Entries with figure data:
------------------------

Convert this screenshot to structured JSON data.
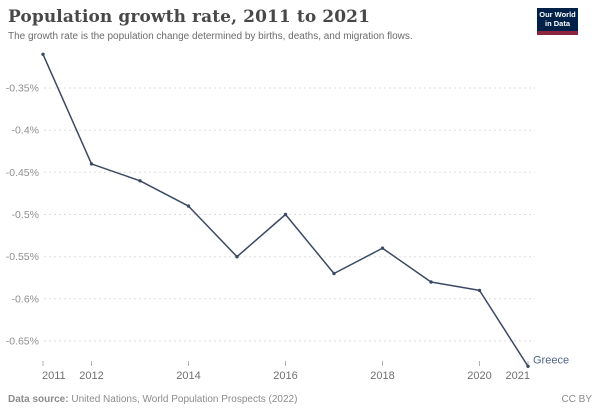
{
  "header": {
    "logo": {
      "line1": "Our World",
      "line2": "in Data",
      "bg_color": "#002147",
      "accent_color": "#8c2640"
    }
  },
  "footer": {
    "source_label": "Data source:",
    "source_text": " United Nations, World Population Prospects (2022)",
    "license": "CC BY"
  },
  "chart_data": {
    "type": "line",
    "title": "Population growth rate, 2011 to 2021",
    "subtitle": "The growth rate is the population change determined by births, deaths, and migration flows.",
    "x": [
      2011,
      2012,
      2013,
      2014,
      2015,
      2016,
      2017,
      2018,
      2019,
      2020,
      2021
    ],
    "series": [
      {
        "name": "Greece",
        "color": "#3b4a63",
        "label_color": "#4d648c",
        "values": [
          -0.31,
          -0.44,
          -0.46,
          -0.49,
          -0.55,
          -0.5,
          -0.57,
          -0.54,
          -0.58,
          -0.59,
          -0.68
        ]
      }
    ],
    "unit": "%",
    "x_tick_years": [
      2011,
      2012,
      2014,
      2016,
      2018,
      2020,
      2021
    ],
    "x_tick_labels": [
      "2011",
      "2012",
      "2014",
      "2016",
      "2018",
      "2020",
      "2021"
    ],
    "y_ticks": [
      {
        "value": -0.35,
        "label": "-0.35%"
      },
      {
        "value": -0.4,
        "label": "-0.4%"
      },
      {
        "value": -0.45,
        "label": "-0.45%"
      },
      {
        "value": -0.5,
        "label": "-0.5%"
      },
      {
        "value": -0.55,
        "label": "-0.55%"
      },
      {
        "value": -0.6,
        "label": "-0.6%"
      },
      {
        "value": -0.65,
        "label": "-0.65%"
      }
    ],
    "xlim": [
      2011,
      2021
    ],
    "ylim": [
      -0.69,
      -0.3
    ],
    "grid": "horizontal-dashed",
    "legend_position": "end-of-line"
  }
}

------------------------

* [WHAT YOU NEED TO DO] All lines that include "rate" are to be gathered and copied.

* [TASK RESULT]
    "title": "Population growth rate, 2011 to 2021",
    "subtitle": "The growth rate is the population change determined by births, deaths, and migration flows.",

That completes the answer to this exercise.